Some records
(begin)

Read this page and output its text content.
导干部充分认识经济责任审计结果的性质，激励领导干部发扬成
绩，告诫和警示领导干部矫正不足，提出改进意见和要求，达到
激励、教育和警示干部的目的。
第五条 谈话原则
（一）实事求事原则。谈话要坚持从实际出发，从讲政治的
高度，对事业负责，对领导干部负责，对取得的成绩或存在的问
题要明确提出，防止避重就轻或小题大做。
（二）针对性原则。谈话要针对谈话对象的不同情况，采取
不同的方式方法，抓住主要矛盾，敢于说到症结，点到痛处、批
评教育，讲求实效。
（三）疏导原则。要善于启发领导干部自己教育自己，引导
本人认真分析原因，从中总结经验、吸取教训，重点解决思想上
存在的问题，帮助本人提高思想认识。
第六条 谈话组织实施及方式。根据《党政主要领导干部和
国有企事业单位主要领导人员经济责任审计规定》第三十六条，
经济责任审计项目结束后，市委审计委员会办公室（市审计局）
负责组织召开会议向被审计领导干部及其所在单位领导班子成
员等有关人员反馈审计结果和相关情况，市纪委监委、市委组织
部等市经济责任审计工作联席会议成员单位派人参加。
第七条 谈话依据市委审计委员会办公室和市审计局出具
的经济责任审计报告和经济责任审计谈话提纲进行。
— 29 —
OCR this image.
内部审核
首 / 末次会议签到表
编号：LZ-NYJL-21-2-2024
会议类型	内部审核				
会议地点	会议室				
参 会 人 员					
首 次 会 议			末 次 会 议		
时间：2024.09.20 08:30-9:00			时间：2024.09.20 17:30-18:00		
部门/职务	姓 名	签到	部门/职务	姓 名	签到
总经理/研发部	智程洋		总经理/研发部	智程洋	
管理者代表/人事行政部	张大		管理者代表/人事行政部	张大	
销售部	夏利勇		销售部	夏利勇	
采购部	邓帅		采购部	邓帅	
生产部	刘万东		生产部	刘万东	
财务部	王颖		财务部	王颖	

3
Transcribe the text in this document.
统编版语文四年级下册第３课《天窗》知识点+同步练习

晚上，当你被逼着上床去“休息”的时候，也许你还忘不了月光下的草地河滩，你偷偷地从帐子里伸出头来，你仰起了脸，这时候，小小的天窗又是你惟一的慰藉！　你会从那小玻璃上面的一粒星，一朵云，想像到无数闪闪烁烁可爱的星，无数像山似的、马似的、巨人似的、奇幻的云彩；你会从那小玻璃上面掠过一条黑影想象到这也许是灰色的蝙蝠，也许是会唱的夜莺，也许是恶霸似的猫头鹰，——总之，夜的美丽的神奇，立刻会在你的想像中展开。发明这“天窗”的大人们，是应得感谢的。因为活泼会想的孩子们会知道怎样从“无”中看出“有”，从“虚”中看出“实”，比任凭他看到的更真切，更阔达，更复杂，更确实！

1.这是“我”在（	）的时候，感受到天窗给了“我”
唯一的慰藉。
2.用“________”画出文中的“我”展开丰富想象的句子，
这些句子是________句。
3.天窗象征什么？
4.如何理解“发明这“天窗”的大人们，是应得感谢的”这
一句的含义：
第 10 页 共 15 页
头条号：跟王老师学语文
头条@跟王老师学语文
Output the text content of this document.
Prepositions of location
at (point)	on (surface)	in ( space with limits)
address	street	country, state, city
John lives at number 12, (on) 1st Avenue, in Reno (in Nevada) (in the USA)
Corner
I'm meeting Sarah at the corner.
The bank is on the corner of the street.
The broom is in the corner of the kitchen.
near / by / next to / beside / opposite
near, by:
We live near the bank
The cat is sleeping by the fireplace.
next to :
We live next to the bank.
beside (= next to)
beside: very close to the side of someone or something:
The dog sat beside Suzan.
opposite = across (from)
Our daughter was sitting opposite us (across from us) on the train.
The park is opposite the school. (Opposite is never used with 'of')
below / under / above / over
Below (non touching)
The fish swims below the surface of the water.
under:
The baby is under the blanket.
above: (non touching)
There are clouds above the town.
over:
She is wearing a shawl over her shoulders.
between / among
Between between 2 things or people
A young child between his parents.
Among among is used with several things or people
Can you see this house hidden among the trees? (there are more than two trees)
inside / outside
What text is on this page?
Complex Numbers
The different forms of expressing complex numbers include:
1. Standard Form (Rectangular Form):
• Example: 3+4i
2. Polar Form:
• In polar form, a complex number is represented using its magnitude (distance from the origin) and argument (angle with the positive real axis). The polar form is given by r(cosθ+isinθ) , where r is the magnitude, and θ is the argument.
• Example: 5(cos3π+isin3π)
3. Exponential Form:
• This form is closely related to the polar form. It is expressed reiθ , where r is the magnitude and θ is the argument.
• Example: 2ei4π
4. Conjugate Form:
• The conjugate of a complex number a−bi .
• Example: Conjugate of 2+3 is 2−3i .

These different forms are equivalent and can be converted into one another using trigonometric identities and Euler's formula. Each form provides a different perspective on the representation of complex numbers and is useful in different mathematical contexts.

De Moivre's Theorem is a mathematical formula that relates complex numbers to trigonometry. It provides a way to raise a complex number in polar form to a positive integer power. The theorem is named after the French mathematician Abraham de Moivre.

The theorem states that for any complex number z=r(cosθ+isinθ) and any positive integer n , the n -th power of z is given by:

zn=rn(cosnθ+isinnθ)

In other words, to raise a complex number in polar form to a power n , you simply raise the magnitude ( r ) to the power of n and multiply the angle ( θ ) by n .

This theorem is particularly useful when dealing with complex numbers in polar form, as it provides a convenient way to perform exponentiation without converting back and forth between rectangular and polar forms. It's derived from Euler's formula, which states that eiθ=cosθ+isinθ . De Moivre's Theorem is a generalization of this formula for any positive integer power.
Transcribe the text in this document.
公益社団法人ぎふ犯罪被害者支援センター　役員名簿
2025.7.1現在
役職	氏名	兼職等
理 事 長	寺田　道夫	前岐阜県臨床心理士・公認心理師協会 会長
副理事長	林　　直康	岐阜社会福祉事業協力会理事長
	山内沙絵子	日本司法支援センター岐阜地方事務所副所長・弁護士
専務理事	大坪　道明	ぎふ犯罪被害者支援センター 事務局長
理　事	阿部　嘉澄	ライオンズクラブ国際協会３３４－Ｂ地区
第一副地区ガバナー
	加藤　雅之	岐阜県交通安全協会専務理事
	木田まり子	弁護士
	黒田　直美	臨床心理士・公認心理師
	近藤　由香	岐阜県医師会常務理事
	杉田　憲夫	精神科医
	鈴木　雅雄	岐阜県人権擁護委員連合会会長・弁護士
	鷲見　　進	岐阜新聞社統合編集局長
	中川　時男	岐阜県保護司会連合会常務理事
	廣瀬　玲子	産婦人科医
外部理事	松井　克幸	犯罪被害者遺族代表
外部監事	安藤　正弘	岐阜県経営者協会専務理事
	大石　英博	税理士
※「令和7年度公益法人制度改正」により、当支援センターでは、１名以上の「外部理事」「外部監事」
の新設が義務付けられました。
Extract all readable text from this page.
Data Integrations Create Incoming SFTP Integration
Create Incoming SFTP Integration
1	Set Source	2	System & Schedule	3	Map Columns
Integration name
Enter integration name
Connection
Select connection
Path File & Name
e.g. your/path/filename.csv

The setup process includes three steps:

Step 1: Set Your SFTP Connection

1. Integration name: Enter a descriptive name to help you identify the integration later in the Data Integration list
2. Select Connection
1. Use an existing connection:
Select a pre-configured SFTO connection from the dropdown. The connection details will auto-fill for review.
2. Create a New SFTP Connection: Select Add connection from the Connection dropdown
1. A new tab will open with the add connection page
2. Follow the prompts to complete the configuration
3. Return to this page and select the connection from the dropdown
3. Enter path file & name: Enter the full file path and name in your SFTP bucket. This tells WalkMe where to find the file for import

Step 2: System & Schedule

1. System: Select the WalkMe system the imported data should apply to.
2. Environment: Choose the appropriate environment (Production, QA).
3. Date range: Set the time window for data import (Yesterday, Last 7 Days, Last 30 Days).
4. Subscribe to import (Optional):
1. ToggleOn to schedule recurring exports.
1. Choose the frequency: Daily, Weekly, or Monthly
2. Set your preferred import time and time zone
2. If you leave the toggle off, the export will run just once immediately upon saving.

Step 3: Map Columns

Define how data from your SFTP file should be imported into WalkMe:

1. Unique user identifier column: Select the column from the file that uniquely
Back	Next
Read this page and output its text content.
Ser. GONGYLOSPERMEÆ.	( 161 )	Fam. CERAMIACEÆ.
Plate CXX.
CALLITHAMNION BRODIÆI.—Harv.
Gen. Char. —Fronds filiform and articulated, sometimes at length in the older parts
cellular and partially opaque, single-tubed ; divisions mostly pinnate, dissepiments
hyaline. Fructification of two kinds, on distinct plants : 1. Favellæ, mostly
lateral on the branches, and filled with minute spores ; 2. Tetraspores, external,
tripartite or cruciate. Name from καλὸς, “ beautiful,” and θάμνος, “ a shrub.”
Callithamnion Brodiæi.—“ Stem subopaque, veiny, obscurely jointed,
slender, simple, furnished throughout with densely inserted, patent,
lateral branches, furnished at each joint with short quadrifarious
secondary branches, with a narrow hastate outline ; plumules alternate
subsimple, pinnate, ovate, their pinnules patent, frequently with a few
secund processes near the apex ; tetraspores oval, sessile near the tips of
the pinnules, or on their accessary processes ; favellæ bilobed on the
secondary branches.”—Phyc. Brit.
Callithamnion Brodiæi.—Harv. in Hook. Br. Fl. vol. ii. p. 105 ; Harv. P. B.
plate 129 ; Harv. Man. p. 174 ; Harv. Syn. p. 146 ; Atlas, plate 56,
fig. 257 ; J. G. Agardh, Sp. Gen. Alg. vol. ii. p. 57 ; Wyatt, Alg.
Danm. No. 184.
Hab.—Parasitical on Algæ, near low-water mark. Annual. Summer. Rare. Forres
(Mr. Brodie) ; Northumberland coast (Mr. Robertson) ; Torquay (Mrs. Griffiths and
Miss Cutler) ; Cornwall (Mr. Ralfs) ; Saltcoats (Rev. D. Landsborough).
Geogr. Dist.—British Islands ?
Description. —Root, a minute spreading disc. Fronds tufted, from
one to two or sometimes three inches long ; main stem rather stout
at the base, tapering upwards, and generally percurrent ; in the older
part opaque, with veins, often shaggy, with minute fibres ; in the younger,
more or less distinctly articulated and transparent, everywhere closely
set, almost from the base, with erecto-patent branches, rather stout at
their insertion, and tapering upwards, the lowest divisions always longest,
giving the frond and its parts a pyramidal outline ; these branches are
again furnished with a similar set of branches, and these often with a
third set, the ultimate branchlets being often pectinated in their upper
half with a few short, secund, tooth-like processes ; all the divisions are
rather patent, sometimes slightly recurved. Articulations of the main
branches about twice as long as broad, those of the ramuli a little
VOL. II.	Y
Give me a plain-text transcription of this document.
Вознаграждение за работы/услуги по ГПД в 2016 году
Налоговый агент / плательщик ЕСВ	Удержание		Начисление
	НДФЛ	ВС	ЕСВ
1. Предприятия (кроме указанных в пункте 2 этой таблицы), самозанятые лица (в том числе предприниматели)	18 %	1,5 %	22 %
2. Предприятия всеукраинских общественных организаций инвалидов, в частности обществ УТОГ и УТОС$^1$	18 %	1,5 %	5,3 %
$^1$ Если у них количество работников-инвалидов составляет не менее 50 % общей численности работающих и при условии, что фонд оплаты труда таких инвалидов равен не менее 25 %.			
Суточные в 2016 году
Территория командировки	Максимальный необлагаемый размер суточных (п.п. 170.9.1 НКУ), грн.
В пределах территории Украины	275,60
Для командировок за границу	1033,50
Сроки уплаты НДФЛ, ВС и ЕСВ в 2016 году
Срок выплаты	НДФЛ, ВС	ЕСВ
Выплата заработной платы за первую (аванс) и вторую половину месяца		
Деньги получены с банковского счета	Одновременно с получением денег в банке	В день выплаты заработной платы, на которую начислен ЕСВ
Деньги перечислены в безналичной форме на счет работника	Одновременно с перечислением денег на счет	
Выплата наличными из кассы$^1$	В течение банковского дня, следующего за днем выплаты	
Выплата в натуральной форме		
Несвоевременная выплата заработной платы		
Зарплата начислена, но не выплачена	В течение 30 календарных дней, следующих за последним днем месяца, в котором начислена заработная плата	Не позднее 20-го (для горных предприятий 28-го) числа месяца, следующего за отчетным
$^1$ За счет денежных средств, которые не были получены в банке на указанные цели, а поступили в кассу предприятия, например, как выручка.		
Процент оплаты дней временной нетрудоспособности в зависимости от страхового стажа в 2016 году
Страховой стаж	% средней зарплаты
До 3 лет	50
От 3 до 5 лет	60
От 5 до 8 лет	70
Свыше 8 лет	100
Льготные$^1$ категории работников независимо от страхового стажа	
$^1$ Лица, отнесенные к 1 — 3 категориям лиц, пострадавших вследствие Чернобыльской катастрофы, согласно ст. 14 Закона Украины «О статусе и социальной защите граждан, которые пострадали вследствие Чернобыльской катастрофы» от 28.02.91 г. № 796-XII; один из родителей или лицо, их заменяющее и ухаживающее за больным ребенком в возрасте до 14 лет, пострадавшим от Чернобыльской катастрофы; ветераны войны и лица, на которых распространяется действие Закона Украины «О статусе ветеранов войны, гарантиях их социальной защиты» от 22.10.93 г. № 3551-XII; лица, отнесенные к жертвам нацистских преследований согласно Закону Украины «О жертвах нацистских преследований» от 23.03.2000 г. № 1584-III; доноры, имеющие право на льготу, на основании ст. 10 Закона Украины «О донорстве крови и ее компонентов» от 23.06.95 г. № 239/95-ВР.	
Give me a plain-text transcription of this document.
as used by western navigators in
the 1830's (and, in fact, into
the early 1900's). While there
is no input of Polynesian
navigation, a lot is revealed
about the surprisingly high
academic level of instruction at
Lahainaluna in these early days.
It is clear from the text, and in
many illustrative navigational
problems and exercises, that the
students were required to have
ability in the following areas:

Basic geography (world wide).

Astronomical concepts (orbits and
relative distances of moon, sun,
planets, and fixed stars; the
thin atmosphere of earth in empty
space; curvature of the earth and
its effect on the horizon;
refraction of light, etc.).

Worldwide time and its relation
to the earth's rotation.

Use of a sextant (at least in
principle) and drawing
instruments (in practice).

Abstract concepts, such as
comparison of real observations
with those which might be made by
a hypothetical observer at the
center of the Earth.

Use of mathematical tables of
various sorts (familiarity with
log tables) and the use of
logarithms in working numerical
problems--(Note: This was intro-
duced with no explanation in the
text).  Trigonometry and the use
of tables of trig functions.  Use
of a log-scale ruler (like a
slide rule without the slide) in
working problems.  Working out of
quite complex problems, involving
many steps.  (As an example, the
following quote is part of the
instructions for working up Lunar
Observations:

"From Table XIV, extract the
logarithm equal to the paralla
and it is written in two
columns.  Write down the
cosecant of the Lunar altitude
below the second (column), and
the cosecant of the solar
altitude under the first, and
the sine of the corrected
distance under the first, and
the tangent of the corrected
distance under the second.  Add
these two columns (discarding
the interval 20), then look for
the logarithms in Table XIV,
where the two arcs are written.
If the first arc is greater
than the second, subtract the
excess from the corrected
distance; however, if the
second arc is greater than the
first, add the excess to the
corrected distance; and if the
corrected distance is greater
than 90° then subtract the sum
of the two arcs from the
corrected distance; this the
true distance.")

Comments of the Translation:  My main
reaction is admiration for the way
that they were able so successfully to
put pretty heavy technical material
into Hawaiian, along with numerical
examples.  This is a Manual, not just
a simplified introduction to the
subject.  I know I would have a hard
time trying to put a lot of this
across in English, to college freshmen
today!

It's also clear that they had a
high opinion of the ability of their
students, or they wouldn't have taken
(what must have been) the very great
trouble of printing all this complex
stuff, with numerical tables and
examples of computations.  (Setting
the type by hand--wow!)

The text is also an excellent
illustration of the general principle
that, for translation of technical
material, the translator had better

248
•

(end)

Exercise goal. List all lines where "divisions" occurs.

Solved exercise.
cellular and partially opaque, single-tubed ; divisions mostly pinnate, dissepiments
their insertion, and tapering upwards, the lowest divisions always longest,
half with a few short, secund, tooth-like processes ; all the divisions are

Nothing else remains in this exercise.